What the exercise asks => Copy all records verbatim.

Source records =>

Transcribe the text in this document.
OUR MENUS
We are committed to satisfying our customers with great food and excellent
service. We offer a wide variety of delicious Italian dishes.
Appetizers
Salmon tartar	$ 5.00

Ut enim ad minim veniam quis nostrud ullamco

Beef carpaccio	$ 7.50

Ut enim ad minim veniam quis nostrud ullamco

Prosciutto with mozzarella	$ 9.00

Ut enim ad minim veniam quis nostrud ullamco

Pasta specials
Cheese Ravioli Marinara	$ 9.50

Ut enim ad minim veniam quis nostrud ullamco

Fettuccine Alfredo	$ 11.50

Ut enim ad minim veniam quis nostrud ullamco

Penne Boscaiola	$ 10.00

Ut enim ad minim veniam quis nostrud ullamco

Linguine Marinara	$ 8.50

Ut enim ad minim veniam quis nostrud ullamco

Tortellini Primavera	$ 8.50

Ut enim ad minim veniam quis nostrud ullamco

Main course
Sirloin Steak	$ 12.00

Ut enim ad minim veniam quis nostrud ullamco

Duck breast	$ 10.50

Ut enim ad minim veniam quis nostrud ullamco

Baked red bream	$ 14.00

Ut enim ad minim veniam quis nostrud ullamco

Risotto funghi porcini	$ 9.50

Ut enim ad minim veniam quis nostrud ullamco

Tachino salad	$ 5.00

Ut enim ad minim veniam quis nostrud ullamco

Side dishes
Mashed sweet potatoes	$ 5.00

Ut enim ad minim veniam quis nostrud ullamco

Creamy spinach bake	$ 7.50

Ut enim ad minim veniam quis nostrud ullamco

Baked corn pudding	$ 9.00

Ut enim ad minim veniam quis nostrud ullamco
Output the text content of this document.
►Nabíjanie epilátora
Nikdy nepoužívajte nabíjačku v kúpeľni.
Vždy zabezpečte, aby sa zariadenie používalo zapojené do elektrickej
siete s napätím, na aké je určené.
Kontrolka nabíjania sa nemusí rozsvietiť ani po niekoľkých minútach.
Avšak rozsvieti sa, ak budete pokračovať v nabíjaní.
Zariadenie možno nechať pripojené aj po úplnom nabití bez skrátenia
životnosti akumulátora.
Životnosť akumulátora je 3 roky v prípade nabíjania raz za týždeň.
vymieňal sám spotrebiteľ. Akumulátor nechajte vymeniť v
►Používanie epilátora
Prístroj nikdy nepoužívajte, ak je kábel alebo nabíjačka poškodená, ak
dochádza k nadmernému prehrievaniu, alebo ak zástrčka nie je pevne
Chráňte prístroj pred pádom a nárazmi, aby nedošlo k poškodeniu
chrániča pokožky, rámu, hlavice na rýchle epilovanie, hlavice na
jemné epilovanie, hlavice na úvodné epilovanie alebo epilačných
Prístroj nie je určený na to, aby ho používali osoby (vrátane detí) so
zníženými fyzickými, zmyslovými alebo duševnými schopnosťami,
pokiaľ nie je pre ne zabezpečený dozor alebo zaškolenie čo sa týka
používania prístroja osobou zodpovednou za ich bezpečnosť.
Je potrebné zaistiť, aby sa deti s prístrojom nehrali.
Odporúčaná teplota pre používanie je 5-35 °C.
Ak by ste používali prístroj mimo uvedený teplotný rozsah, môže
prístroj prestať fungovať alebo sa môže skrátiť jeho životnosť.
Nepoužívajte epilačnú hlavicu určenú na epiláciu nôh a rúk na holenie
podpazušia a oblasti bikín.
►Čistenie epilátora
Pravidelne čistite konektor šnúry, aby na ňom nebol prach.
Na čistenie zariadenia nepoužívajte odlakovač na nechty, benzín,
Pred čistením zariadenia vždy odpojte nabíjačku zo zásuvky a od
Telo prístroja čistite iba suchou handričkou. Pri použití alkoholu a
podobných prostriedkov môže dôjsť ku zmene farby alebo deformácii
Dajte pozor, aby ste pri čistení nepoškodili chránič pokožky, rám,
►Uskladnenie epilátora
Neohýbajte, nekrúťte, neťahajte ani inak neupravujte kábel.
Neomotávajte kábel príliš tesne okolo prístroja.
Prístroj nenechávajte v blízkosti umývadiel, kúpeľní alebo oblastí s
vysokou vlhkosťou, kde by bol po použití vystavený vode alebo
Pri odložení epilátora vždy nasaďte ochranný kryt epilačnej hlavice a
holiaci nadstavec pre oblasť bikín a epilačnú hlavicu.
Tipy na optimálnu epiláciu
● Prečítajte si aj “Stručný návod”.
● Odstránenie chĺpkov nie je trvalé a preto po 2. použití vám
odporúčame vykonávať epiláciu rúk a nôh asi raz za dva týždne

Task solution =>
Transcribe the text in this document.
OUR MENUS
We are committed to satisfying our customers with great food and excellent
service. We offer a wide variety of delicious Italian dishes.
Appetizers
Salmon tartar	$ 5.00

Ut enim ad minim veniam quis nostrud ullamco

Beef carpaccio	$ 7.50

Ut enim ad minim veniam quis nostrud ullamco

Prosciutto with mozzarella	$ 9.00

Ut enim ad minim veniam quis nostrud ullamco

Pasta specials
Cheese Ravioli Marinara	$ 9.50

Ut enim ad minim veniam quis nostrud ullamco

Fettuccine Alfredo	$ 11.50

Ut enim ad minim veniam quis nostrud ullamco

Penne Boscaiola	$ 10.00

Ut enim ad minim veniam quis nostrud ullamco

Linguine Marinara	$ 8.50

Ut enim ad minim veniam quis nostrud ullamco

Tortellini Primavera	$ 8.50

Ut enim ad minim veniam quis nostrud ullamco

Main course
Sirloin Steak	$ 12.00

Ut enim ad minim veniam quis nostrud ullamco

Duck breast	$ 10.50

Ut enim ad minim veniam quis nostrud ullamco

Baked red bream	$ 14.00

Ut enim ad minim veniam quis nostrud ullamco

Risotto funghi porcini	$ 9.50

Ut enim ad minim veniam quis nostrud ullamco

Tachino salad	$ 5.00

Ut enim ad minim veniam quis nostrud ullamco

Side dishes
Mashed sweet potatoes	$ 5.00

Ut enim ad minim veniam quis nostrud ullamco

Creamy spinach bake	$ 7.50

Ut enim ad minim veniam quis nostrud ullamco

Baked corn pudding	$ 9.00

Ut enim ad minim veniam quis nostrud ullamco
Output the text content of this document.
►Nabíjanie epilátora
Nikdy nepoužívajte nabíjačku v kúpeľni.
Vždy zabezpečte, aby sa zariadenie používalo zapojené do elektrickej
siete s napätím, na aké je určené.
Kontrolka nabíjania sa nemusí rozsvietiť ani po niekoľkých minútach.
Avšak rozsvieti sa, ak budete pokračovať v nabíjaní.
Zariadenie možno nechať pripojené aj po úplnom nabití bez skrátenia
životnosti akumulátora.
Životnosť akumulátora je 3 roky v prípade nabíjania raz za týždeň.
vymieňal sám spotrebiteľ. Akumulátor nechajte vymeniť v
►Používanie epilátora
Prístroj nikdy nepoužívajte, ak je kábel alebo nabíjačka poškodená, ak
dochádza k nadmernému prehrievaniu, alebo ak zástrčka nie je pevne
Chráňte prístroj pred pádom a nárazmi, aby nedošlo k poškodeniu
chrániča pokožky, rámu, hlavice na rýchle epilovanie, hlavice na
jemné epilovanie, hlavice na úvodné epilovanie alebo epilačných
Prístroj nie je určený na to, aby ho používali osoby (vrátane detí) so
zníženými fyzickými, zmyslovými alebo duševnými schopnosťami,
pokiaľ nie je pre ne zabezpečený dozor alebo zaškolenie čo sa týka
používania prístroja osobou zodpovednou za ich bezpečnosť.
Je potrebné zaistiť, aby sa deti s prístrojom nehrali.
Odporúčaná teplota pre používanie je 5-35 °C.
Ak by ste používali prístroj mimo uvedený teplotný rozsah, môže
prístroj prestať fungovať alebo sa môže skrátiť jeho životnosť.
Nepoužívajte epilačnú hlavicu určenú na epiláciu nôh a rúk na holenie
podpazušia a oblasti bikín.
►Čistenie epilátora
Pravidelne čistite konektor šnúry, aby na ňom nebol prach.
Na čistenie zariadenia nepoužívajte odlakovač na nechty, benzín,
Pred čistením zariadenia vždy odpojte nabíjačku zo zásuvky a od
Telo prístroja čistite iba suchou handričkou. Pri použití alkoholu a
podobných prostriedkov môže dôjsť ku zmene farby alebo deformácii
Dajte pozor, aby ste pri čistení nepoškodili chránič pokožky, rám,
►Uskladnenie epilátora
Neohýbajte, nekrúťte, neťahajte ani inak neupravujte kábel.
Neomotávajte kábel príliš tesne okolo prístroja.
Prístroj nenechávajte v blízkosti umývadiel, kúpeľní alebo oblastí s
vysokou vlhkosťou, kde by bol po použití vystavený vode alebo
Pri odložení epilátora vždy nasaďte ochranný kryt epilačnej hlavice a
holiaci nadstavec pre oblasť bikín a epilačnú hlavicu.
Tipy na optimálnu epiláciu
● Prečítajte si aj “Stručný návod”.
● Odstránenie chĺpkov nie je trvalé a preto po 2. použití vám
odporúčame vykonávať epiláciu rúk a nôh asi raz za dva týždne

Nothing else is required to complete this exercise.